_Data for processing_:
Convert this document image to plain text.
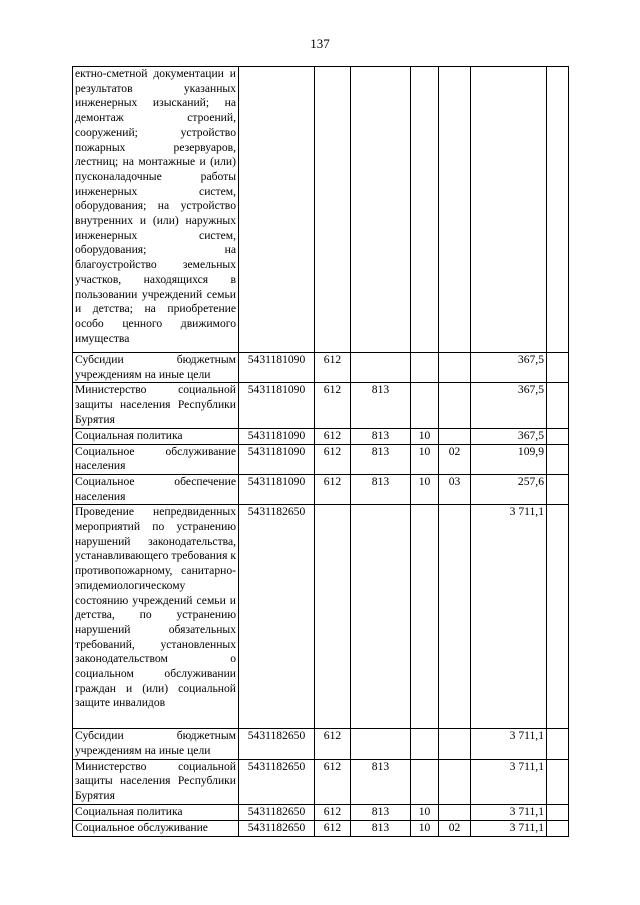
137
ектно-сметной документации и результатов указанных инженерных изысканий; на демонтаж строений, сооружений; устройство пожарных резервуаров, лестниц; на монтажные и (или) пусконаладочные работы инженерных систем, оборудования; на устройство внутренних и (или) наружных инженерных систем, оборудования; на благоустройство земельных участков, находящихся в пользовании учреждений семьи и детства; на приобретение особо ценного движимого имущества							
Субсидии бюджетным учреждениям на иные цели	5431181090	612				367,5	
Министерство социальной защиты населения Республики Бурятия	5431181090	612	813			367,5	
Социальная политика	5431181090	612	813	10		367,5	
Социальное обслуживание населения	5431181090	612	813	10	02	109,9	
Социальное обеспечение населения	5431181090	612	813	10	03	257,6	
Проведение непредвиденных мероприятий по устранению нарушений законодательства, устанавливающего требования к противопожарному, санитарно-эпидемиологическому состоянию учреждений семьи и детства, по устранению нарушений обязательных требований, установленных законодательством о социальном обслуживании граждан и (или) социальной защите инвалидов	5431182650					3 711,1	
Субсидии бюджетным учреждениям на иные цели	5431182650	612				3 711,1	
Министерство социальной защиты населения Республики Бурятия	5431182650	612	813			3 711,1	
Социальная политика	5431182650	612	813	10		3 711,1	
Социальное обслуживание	5431182650	612	813	10	02	3 711,1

_What is being asked_: Retype each line of the listing above word for word. Exclude the pictures.

_Answer to this task_:
Convert this document image to plain text.
137
ектно-сметной документации и результатов указанных инженерных изысканий; на демонтаж строений, сооружений; устройство пожарных резервуаров, лестниц; на монтажные и (или) пусконаладочные работы инженерных систем, оборудования; на устройство внутренних и (или) наружных инженерных систем, оборудования; на благоустройство земельных участков, находящихся в пользовании учреждений семьи и детства; на приобретение особо ценного движимого имущества							
Субсидии бюджетным учреждениям на иные цели	5431181090	612				367,5	
Министерство социальной защиты населения Республики Бурятия	5431181090	612	813			367,5	
Социальная политика	5431181090	612	813	10		367,5	
Социальное обслуживание населения	5431181090	612	813	10	02	109,9	
Социальное обеспечение населения	5431181090	612	813	10	03	257,6	
Проведение непредвиденных мероприятий по устранению нарушений законодательства, устанавливающего требования к противопожарному, санитарно-эпидемиологическому состоянию учреждений семьи и детства, по устранению нарушений обязательных требований, установленных законодательством о социальном обслуживании граждан и (или) социальной защите инвалидов	5431182650					3 711,1	
Субсидии бюджетным учреждениям на иные цели	5431182650	612				3 711,1	
Министерство социальной защиты населения Республики Бурятия	5431182650	612	813			3 711,1	
Социальная политика	5431182650	612	813	10		3 711,1	
Социальное обслуживание	5431182650	612	813	10	02	3 711,1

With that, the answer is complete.